» WHAT TO WORK ON
Count how many lines contain the word "appareil". Respond with the number alone.

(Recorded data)
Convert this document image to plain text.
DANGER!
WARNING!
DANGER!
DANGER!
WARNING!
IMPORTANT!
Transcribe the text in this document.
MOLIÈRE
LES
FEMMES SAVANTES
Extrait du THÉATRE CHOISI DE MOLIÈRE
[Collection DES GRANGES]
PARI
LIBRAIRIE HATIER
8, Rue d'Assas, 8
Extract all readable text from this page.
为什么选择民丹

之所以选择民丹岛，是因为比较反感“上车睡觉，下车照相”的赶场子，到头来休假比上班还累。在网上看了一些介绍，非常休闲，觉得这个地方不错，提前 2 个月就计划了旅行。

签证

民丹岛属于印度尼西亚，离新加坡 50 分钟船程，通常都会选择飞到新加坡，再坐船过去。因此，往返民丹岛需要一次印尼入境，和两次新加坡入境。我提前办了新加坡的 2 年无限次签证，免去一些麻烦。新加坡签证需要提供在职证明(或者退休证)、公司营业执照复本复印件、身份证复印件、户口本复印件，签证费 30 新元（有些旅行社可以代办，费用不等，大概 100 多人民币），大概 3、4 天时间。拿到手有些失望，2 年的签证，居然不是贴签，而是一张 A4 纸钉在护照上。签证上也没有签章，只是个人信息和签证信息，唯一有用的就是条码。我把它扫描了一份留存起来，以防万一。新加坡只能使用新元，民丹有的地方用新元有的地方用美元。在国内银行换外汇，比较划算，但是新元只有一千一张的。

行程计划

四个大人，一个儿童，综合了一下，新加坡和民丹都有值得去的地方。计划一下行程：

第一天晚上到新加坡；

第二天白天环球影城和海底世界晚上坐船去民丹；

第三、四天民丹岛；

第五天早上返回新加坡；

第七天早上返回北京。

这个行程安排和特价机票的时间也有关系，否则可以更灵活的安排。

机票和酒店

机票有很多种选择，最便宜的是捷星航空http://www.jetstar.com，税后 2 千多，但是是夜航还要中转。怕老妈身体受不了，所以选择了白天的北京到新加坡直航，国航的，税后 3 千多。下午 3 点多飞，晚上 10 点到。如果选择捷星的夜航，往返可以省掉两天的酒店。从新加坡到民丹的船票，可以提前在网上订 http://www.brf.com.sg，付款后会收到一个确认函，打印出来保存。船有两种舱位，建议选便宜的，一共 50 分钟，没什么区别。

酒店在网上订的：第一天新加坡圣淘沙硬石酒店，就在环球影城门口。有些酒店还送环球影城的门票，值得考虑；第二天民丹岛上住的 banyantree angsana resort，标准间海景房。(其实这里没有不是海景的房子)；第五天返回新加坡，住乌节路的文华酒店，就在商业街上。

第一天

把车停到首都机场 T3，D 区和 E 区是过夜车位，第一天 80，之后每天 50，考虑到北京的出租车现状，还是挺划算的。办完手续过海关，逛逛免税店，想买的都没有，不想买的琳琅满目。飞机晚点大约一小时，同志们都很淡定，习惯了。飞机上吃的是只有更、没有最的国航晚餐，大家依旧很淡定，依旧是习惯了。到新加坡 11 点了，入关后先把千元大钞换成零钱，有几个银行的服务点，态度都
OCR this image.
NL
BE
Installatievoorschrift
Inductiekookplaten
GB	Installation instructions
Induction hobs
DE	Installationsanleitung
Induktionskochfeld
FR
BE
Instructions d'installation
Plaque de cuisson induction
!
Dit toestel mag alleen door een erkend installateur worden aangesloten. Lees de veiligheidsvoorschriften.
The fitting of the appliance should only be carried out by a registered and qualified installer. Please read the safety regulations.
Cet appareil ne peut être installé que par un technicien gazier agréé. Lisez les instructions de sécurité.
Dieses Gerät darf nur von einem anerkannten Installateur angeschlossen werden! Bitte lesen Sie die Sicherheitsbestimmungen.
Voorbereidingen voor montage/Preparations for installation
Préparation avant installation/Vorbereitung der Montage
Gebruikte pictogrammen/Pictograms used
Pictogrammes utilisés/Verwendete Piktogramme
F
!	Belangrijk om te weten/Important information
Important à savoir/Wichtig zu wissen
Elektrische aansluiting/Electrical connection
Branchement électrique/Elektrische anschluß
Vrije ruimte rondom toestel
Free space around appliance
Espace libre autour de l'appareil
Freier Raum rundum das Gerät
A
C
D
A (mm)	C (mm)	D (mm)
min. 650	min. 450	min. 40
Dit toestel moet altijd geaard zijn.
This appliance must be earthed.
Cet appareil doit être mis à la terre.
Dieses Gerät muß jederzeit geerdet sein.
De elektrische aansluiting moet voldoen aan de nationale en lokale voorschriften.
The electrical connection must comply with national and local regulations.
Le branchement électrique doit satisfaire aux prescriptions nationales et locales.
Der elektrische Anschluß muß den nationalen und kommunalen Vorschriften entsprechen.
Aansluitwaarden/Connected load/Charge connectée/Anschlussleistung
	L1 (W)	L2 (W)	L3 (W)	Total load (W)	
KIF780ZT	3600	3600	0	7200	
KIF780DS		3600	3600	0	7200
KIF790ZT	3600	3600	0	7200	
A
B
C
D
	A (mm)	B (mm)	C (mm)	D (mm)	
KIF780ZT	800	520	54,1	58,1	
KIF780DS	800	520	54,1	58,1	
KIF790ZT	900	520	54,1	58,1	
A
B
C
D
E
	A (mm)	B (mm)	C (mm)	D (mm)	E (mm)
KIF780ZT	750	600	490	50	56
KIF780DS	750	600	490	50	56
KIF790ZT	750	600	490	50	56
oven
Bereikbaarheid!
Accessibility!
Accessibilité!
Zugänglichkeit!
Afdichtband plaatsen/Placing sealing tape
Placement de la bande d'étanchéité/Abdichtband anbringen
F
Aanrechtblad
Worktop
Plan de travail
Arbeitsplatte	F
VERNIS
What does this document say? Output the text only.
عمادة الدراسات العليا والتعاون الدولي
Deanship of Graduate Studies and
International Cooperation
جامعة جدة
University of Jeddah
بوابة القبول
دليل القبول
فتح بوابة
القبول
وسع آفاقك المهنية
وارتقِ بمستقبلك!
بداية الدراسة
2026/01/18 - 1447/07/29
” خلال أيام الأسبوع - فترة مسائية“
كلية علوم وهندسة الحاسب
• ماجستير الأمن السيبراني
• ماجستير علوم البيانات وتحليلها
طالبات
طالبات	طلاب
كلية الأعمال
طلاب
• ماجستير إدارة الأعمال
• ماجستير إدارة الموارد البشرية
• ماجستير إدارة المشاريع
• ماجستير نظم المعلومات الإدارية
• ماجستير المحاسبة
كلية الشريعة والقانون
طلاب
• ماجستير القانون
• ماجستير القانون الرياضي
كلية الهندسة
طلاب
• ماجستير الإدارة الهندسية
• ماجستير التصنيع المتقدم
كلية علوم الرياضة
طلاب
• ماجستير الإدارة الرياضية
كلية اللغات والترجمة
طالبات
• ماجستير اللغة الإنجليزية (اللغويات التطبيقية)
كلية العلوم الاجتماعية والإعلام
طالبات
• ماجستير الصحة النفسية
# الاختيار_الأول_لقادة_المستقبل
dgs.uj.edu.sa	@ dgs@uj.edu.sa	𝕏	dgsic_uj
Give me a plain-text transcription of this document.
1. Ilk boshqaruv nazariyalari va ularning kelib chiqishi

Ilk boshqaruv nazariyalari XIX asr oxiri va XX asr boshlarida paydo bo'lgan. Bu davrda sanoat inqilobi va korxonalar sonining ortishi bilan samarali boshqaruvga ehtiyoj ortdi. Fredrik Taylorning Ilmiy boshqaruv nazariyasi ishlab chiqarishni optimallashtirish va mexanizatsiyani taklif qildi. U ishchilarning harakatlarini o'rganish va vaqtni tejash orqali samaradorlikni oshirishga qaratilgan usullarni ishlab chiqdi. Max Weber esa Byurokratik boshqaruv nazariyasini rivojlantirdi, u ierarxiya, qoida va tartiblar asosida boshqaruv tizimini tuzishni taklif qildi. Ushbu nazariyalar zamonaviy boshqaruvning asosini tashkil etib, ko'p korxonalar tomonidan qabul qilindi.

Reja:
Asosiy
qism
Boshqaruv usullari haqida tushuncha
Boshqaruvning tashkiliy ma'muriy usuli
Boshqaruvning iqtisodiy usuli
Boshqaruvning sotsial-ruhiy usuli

» OUTPUT BELOW
3